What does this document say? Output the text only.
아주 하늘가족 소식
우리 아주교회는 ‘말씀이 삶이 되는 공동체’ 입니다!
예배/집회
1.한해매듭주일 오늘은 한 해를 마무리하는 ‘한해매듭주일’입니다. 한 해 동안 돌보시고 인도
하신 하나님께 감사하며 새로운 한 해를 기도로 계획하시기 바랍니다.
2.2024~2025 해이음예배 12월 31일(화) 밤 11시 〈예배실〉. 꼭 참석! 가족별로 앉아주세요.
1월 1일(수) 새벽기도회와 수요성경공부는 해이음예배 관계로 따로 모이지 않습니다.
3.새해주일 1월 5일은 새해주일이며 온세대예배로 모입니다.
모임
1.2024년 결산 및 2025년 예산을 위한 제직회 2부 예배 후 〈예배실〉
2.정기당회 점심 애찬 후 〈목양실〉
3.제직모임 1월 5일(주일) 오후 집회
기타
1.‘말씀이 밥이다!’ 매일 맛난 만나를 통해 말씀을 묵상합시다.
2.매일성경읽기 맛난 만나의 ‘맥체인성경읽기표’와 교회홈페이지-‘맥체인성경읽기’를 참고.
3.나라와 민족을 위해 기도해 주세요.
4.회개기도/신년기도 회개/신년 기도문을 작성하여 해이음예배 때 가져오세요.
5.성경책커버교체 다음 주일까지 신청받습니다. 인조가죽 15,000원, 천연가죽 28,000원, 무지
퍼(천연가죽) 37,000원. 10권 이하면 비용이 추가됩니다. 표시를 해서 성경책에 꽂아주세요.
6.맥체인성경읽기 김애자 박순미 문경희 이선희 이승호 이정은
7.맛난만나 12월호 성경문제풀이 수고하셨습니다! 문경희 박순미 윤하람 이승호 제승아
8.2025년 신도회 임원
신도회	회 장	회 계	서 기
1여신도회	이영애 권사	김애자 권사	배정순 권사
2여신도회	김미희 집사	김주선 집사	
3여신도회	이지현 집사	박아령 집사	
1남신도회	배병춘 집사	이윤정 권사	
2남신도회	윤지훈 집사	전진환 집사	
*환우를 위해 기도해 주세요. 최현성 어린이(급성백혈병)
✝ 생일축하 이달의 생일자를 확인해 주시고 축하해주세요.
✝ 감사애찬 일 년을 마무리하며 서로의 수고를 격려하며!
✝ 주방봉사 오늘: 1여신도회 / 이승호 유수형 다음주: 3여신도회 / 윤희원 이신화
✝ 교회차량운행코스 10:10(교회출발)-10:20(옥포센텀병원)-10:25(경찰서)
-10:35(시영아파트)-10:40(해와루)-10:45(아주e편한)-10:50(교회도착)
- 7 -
*****
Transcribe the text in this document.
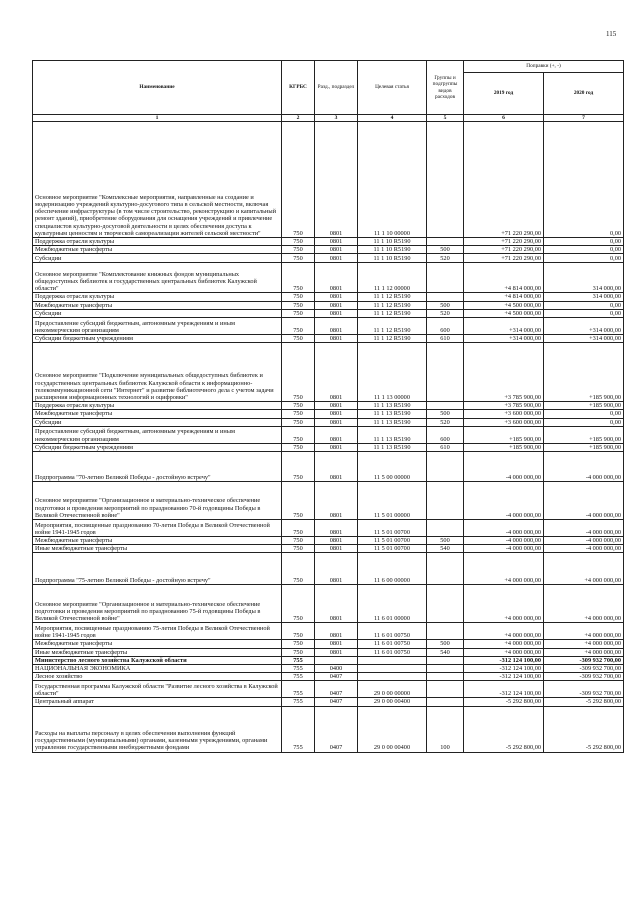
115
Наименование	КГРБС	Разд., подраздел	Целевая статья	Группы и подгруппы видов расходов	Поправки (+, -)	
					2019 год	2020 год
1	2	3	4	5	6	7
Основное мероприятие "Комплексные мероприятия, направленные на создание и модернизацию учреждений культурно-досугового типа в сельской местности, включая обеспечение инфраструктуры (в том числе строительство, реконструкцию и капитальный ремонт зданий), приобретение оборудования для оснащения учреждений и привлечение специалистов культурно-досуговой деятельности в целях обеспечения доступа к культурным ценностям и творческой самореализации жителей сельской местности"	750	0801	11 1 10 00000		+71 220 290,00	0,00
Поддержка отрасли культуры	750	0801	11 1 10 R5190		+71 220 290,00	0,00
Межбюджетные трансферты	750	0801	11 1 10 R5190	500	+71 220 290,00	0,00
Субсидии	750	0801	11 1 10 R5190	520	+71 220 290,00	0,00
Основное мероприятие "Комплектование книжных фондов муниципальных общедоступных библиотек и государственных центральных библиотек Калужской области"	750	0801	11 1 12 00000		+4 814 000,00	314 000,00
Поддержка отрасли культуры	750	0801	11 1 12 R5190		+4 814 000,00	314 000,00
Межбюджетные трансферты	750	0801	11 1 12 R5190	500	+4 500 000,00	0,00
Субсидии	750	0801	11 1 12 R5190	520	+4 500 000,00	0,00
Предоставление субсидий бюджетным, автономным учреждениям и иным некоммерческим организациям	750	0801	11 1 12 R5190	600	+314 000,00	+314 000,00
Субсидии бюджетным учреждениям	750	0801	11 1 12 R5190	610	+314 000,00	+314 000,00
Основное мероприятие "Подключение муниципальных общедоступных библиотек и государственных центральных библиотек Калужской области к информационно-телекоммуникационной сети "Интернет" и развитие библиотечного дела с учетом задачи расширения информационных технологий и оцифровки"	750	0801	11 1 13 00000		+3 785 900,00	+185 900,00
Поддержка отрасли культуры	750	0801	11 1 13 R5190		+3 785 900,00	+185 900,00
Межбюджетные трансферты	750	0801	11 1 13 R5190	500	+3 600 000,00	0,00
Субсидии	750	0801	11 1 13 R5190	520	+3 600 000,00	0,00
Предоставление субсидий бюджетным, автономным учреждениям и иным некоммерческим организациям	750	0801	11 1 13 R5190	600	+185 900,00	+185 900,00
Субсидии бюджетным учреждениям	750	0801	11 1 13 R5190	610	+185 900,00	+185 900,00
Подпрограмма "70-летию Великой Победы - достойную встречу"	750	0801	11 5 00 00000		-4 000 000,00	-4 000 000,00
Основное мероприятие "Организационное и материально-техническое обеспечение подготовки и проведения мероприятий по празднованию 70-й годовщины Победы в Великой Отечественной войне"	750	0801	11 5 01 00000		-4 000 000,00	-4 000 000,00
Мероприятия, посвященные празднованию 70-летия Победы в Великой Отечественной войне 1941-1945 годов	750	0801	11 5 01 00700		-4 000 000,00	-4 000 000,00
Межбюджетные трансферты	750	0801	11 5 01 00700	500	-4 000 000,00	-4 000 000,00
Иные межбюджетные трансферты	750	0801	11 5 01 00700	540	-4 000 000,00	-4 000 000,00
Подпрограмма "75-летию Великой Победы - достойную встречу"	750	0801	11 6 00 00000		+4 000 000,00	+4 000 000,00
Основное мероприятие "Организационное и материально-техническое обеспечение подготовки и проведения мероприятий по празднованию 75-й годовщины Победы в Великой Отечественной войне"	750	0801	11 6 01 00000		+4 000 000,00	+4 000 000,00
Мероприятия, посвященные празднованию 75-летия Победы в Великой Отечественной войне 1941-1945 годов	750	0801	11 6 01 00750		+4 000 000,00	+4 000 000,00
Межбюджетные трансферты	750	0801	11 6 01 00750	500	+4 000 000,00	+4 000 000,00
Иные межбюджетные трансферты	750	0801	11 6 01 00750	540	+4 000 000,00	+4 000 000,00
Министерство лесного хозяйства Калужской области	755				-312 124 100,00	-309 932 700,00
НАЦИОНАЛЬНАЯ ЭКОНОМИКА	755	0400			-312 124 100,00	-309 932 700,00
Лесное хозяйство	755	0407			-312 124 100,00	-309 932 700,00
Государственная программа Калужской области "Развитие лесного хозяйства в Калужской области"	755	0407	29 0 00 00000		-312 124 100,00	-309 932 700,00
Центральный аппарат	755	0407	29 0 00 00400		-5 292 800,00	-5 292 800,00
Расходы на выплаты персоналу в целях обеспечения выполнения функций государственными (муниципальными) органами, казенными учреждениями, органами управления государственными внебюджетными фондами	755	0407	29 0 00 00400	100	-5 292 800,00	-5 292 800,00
*****
What needs to be done:
Using the entries above, return each line that includes the word "отрасли".

Written response:
Поддержка отрасли культуры	750	0801	11 1 10 R5190		+71 220 290,00	0,00
Поддержка отрасли культуры	750	0801	11 1 12 R5190		+4 814 000,00	314 000,00
Поддержка отрасли культуры	750	0801	11 1 13 R5190		+3 785 900,00	+185 900,00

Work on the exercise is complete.